EXERCISE PROMPT - Transcribe each entry below exactly. Pictures do not go in the copy.

>> START RECORDS FOR PROCESSING

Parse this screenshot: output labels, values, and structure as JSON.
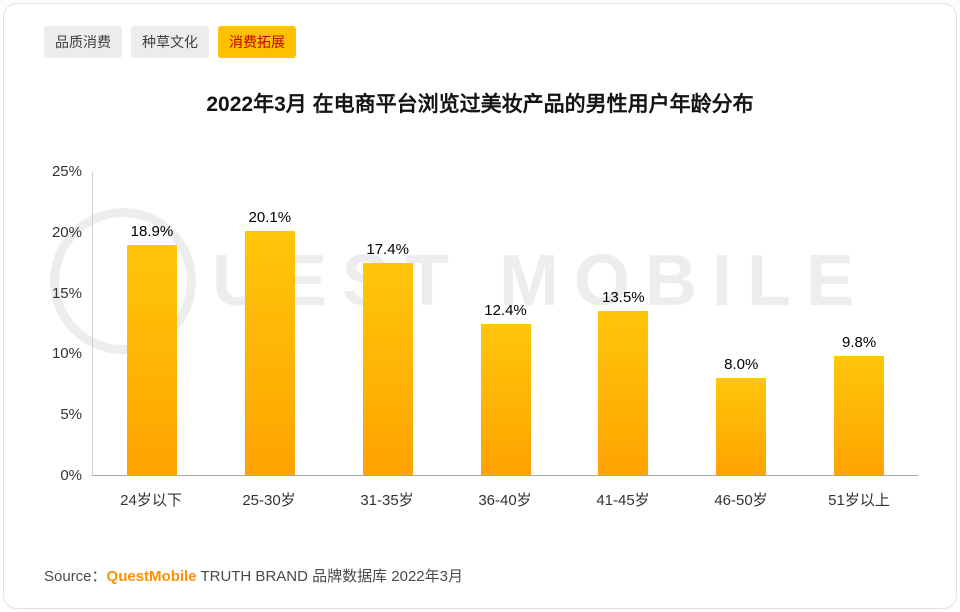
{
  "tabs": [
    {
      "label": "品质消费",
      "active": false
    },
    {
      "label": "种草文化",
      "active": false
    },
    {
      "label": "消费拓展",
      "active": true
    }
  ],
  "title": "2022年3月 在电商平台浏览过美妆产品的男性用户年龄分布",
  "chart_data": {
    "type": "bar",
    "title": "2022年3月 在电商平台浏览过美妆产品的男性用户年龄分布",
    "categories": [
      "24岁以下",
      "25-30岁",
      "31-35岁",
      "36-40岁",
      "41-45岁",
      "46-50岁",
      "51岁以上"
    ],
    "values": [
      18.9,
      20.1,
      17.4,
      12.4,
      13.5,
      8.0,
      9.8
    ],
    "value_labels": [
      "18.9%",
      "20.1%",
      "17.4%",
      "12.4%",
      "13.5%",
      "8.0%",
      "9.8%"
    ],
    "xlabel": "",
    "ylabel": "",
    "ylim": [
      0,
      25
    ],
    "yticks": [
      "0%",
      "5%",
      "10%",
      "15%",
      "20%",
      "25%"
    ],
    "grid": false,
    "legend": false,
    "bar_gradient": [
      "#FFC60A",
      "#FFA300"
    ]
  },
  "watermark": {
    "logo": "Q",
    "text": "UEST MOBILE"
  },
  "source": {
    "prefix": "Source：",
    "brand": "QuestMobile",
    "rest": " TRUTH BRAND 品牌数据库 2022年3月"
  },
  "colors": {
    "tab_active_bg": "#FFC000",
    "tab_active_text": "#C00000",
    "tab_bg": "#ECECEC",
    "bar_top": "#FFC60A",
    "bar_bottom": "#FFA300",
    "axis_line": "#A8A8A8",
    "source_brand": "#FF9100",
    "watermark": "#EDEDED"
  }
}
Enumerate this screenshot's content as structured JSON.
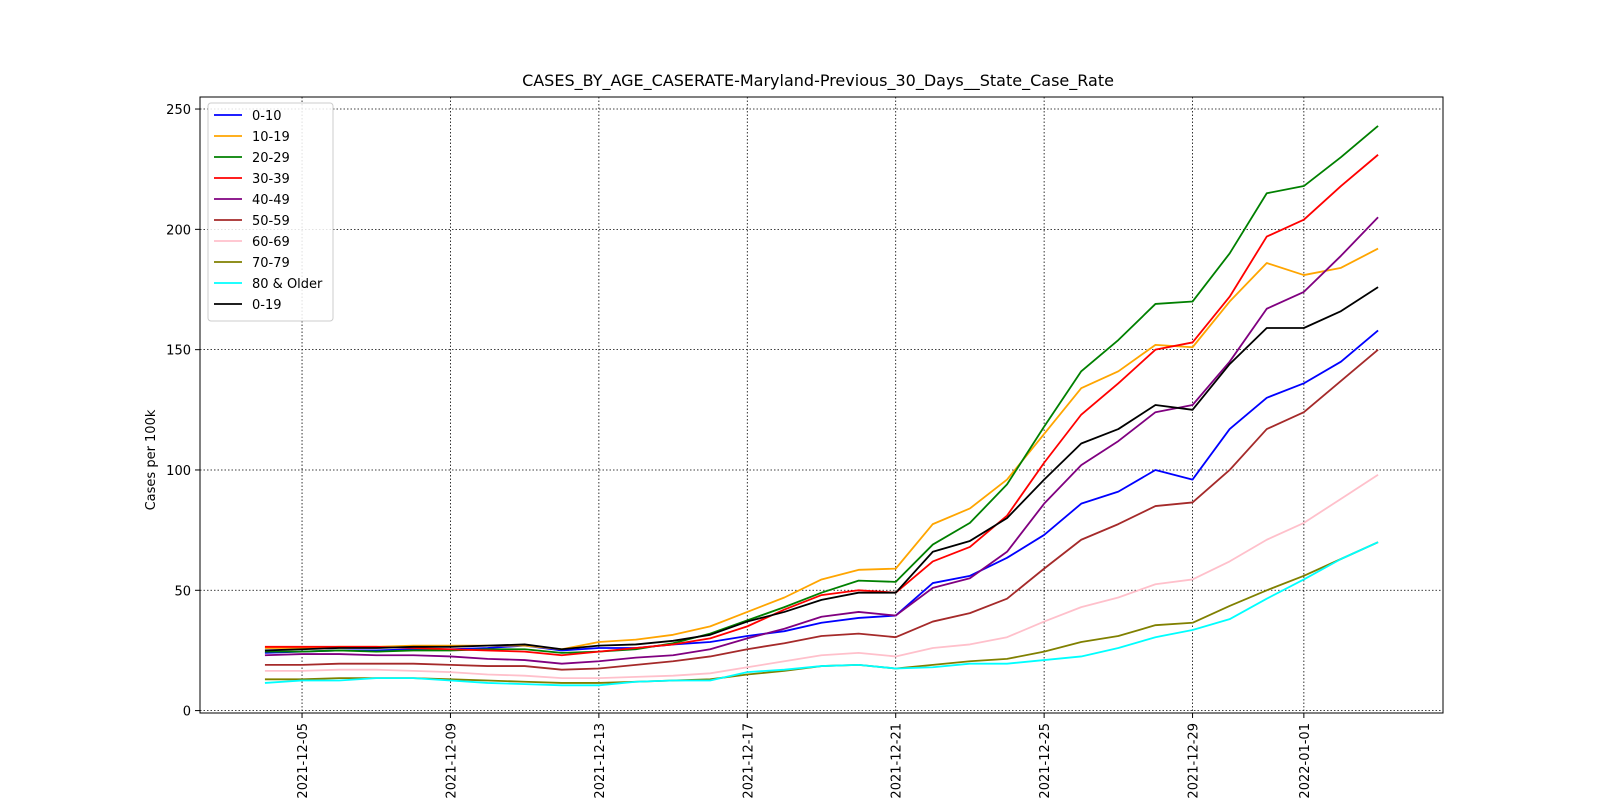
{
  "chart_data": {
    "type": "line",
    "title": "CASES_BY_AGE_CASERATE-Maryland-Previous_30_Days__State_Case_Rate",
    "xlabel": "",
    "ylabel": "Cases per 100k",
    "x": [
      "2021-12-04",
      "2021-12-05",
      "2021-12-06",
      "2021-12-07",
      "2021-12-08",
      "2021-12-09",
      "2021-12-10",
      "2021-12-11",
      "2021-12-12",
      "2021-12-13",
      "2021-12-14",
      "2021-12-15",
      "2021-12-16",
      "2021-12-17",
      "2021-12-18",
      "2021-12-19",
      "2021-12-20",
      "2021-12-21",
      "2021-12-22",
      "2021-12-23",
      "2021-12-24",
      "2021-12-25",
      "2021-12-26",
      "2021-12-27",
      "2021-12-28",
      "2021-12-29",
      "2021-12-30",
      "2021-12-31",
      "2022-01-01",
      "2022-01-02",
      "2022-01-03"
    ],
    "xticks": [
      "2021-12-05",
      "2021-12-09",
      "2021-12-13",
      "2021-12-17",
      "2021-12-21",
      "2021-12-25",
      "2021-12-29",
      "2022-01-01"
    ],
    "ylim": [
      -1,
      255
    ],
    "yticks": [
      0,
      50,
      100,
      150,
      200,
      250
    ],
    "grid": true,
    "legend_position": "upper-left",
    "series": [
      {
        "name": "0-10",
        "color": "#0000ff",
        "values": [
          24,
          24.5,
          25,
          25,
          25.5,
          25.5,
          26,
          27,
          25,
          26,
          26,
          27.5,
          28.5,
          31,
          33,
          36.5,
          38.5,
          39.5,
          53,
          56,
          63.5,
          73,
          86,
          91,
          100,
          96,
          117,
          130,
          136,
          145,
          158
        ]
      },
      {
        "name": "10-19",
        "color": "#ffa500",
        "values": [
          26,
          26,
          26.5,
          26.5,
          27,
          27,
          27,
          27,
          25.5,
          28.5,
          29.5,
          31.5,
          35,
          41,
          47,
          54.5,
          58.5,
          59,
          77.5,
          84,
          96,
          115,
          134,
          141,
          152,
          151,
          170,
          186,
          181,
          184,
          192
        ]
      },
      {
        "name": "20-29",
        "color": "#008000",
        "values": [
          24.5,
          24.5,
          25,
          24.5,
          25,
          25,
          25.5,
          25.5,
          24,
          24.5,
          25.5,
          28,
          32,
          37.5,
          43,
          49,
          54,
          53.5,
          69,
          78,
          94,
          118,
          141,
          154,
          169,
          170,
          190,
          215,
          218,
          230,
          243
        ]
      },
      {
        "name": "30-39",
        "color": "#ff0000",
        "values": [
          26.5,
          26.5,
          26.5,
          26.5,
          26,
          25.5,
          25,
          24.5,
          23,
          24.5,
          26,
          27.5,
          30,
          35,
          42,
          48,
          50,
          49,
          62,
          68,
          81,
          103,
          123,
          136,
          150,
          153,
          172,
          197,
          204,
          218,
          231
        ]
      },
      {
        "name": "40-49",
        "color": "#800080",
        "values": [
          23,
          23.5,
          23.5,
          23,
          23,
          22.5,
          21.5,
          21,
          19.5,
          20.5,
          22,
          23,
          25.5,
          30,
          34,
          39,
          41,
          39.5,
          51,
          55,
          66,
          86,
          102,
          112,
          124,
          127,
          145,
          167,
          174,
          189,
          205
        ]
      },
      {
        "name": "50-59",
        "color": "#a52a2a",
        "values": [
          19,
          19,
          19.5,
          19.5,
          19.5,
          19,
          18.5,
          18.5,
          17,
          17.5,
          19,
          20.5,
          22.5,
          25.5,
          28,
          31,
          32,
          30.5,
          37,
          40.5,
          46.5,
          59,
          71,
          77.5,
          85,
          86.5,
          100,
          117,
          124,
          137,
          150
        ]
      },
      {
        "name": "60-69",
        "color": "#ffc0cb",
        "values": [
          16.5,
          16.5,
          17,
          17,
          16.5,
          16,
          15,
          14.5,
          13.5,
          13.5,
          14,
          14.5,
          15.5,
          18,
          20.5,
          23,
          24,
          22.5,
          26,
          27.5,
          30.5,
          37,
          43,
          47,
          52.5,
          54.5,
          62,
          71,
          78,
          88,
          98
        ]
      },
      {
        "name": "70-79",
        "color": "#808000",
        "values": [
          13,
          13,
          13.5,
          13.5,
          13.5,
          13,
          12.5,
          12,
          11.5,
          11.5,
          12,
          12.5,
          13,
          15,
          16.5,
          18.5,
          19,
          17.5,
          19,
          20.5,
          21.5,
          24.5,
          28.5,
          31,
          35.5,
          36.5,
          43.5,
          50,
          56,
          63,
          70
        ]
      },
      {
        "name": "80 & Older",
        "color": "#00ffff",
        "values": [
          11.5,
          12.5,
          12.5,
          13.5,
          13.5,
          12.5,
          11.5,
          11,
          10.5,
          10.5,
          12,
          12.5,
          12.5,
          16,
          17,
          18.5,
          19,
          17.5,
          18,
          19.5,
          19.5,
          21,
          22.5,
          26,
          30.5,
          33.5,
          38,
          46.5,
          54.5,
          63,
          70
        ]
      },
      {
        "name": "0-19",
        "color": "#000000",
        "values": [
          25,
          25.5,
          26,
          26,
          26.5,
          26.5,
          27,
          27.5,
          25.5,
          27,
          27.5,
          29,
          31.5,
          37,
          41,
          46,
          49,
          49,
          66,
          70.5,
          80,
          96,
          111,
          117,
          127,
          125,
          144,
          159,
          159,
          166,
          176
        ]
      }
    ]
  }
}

>> END RECORDS FOR PROCESSING

RESPONSE TO THIS TASK -
Parse this screenshot: output labels, values, and structure as JSON.
{
  "tabs": [
    {
      "label": "品质消费",
      "active": false
    },
    {
      "label": "种草文化",
      "active": false
    },
    {
      "label": "消费拓展",
      "active": true
    }
  ],
  "title": "2022年3月 在电商平台浏览过美妆产品的男性用户年龄分布",
  "chart_data": {
    "type": "bar",
    "title": "2022年3月 在电商平台浏览过美妆产品的男性用户年龄分布",
    "categories": [
      "24岁以下",
      "25-30岁",
      "31-35岁",
      "36-40岁",
      "41-45岁",
      "46-50岁",
      "51岁以上"
    ],
    "values": [
      18.9,
      20.1,
      17.4,
      12.4,
      13.5,
      8.0,
      9.8
    ],
    "value_labels": [
      "18.9%",
      "20.1%",
      "17.4%",
      "12.4%",
      "13.5%",
      "8.0%",
      "9.8%"
    ],
    "xlabel": "",
    "ylabel": "",
    "ylim": [
      0,
      25
    ],
    "yticks": [
      "0%",
      "5%",
      "10%",
      "15%",
      "20%",
      "25%"
    ],
    "grid": false,
    "legend": false,
    "bar_gradient": [
      "#FFC60A",
      "#FFA300"
    ]
  },
  "watermark": {
    "logo": "Q",
    "text": "UEST MOBILE"
  },
  "source": {
    "prefix": "Source：",
    "brand": "QuestMobile",
    "rest": " TRUTH BRAND 品牌数据库 2022年3月"
  },
  "colors": {
    "tab_active_bg": "#FFC000",
    "tab_active_text": "#C00000",
    "tab_bg": "#ECECEC",
    "bar_top": "#FFC60A",
    "bar_bottom": "#FFA300",
    "axis_line": "#A8A8A8",
    "source_brand": "#FF9100",
    "watermark": "#EDEDED"
  }
}
Enumerate this screenshot's content as structured JSON.
{
  "chart_data": {
    "type": "line",
    "title": "CASES_BY_AGE_CASERATE-Maryland-Previous_30_Days__State_Case_Rate",
    "xlabel": "",
    "ylabel": "Cases per 100k",
    "x": [
      "2021-12-04",
      "2021-12-05",
      "2021-12-06",
      "2021-12-07",
      "2021-12-08",
      "2021-12-09",
      "2021-12-10",
      "2021-12-11",
      "2021-12-12",
      "2021-12-13",
      "2021-12-14",
      "2021-12-15",
      "2021-12-16",
      "2021-12-17",
      "2021-12-18",
      "2021-12-19",
      "2021-12-20",
      "2021-12-21",
      "2021-12-22",
      "2021-12-23",
      "2021-12-24",
      "2021-12-25",
      "2021-12-26",
      "2021-12-27",
      "2021-12-28",
      "2021-12-29",
      "2021-12-30",
      "2021-12-31",
      "2022-01-01",
      "2022-01-02",
      "2022-01-03"
    ],
    "xticks": [
      "2021-12-05",
      "2021-12-09",
      "2021-12-13",
      "2021-12-17",
      "2021-12-21",
      "2021-12-25",
      "2021-12-29",
      "2022-01-01"
    ],
    "ylim": [
      -1,
      255
    ],
    "yticks": [
      0,
      50,
      100,
      150,
      200,
      250
    ],
    "grid": true,
    "legend_position": "upper-left",
    "series": [
      {
        "name": "0-10",
        "color": "#0000ff",
        "values": [
          24,
          24.5,
          25,
          25,
          25.5,
          25.5,
          26,
          27,
          25,
          26,
          26,
          27.5,
          28.5,
          31,
          33,
          36.5,
          38.5,
          39.5,
          53,
          56,
          63.5,
          73,
          86,
          91,
          100,
          96,
          117,
          130,
          136,
          145,
          158
        ]
      },
      {
        "name": "10-19",
        "color": "#ffa500",
        "values": [
          26,
          26,
          26.5,
          26.5,
          27,
          27,
          27,
          27,
          25.5,
          28.5,
          29.5,
          31.5,
          35,
          41,
          47,
          54.5,
          58.5,
          59,
          77.5,
          84,
          96,
          115,
          134,
          141,
          152,
          151,
          170,
          186,
          181,
          184,
          192
        ]
      },
      {
        "name": "20-29",
        "color": "#008000",
        "values": [
          24.5,
          24.5,
          25,
          24.5,
          25,
          25,
          25.5,
          25.5,
          24,
          24.5,
          25.5,
          28,
          32,
          37.5,
          43,
          49,
          54,
          53.5,
          69,
          78,
          94,
          118,
          141,
          154,
          169,
          170,
          190,
          215,
          218,
          230,
          243
        ]
      },
      {
        "name": "30-39",
        "color": "#ff0000",
        "values": [
          26.5,
          26.5,
          26.5,
          26.5,
          26,
          25.5,
          25,
          24.5,
          23,
          24.5,
          26,
          27.5,
          30,
          35,
          42,
          48,
          50,
          49,
          62,
          68,
          81,
          103,
          123,
          136,
          150,
          153,
          172,
          197,
          204,
          218,
          231
        ]
      },
      {
        "name": "40-49",
        "color": "#800080",
        "values": [
          23,
          23.5,
          23.5,
          23,
          23,
          22.5,
          21.5,
          21,
          19.5,
          20.5,
          22,
          23,
          25.5,
          30,
          34,
          39,
          41,
          39.5,
          51,
          55,
          66,
          86,
          102,
          112,
          124,
          127,
          145,
          167,
          174,
          189,
          205
        ]
      },
      {
        "name": "50-59",
        "color": "#a52a2a",
        "values": [
          19,
          19,
          19.5,
          19.5,
          19.5,
          19,
          18.5,
          18.5,
          17,
          17.5,
          19,
          20.5,
          22.5,
          25.5,
          28,
          31,
          32,
          30.5,
          37,
          40.5,
          46.5,
          59,
          71,
          77.5,
          85,
          86.5,
          100,
          117,
          124,
          137,
          150
        ]
      },
      {
        "name": "60-69",
        "color": "#ffc0cb",
        "values": [
          16.5,
          16.5,
          17,
          17,
          16.5,
          16,
          15,
          14.5,
          13.5,
          13.5,
          14,
          14.5,
          15.5,
          18,
          20.5,
          23,
          24,
          22.5,
          26,
          27.5,
          30.5,
          37,
          43,
          47,
          52.5,
          54.5,
          62,
          71,
          78,
          88,
          98
        ]
      },
      {
        "name": "70-79",
        "color": "#808000",
        "values": [
          13,
          13,
          13.5,
          13.5,
          13.5,
          13,
          12.5,
          12,
          11.5,
          11.5,
          12,
          12.5,
          13,
          15,
          16.5,
          18.5,
          19,
          17.5,
          19,
          20.5,
          21.5,
          24.5,
          28.5,
          31,
          35.5,
          36.5,
          43.5,
          50,
          56,
          63,
          70
        ]
      },
      {
        "name": "80 & Older",
        "color": "#00ffff",
        "values": [
          11.5,
          12.5,
          12.5,
          13.5,
          13.5,
          12.5,
          11.5,
          11,
          10.5,
          10.5,
          12,
          12.5,
          12.5,
          16,
          17,
          18.5,
          19,
          17.5,
          18,
          19.5,
          19.5,
          21,
          22.5,
          26,
          30.5,
          33.5,
          38,
          46.5,
          54.5,
          63,
          70
        ]
      },
      {
        "name": "0-19",
        "color": "#000000",
        "values": [
          25,
          25.5,
          26,
          26,
          26.5,
          26.5,
          27,
          27.5,
          25.5,
          27,
          27.5,
          29,
          31.5,
          37,
          41,
          46,
          49,
          49,
          66,
          70.5,
          80,
          96,
          111,
          117,
          127,
          125,
          144,
          159,
          159,
          166,
          176
        ]
      }
    ]
  }
}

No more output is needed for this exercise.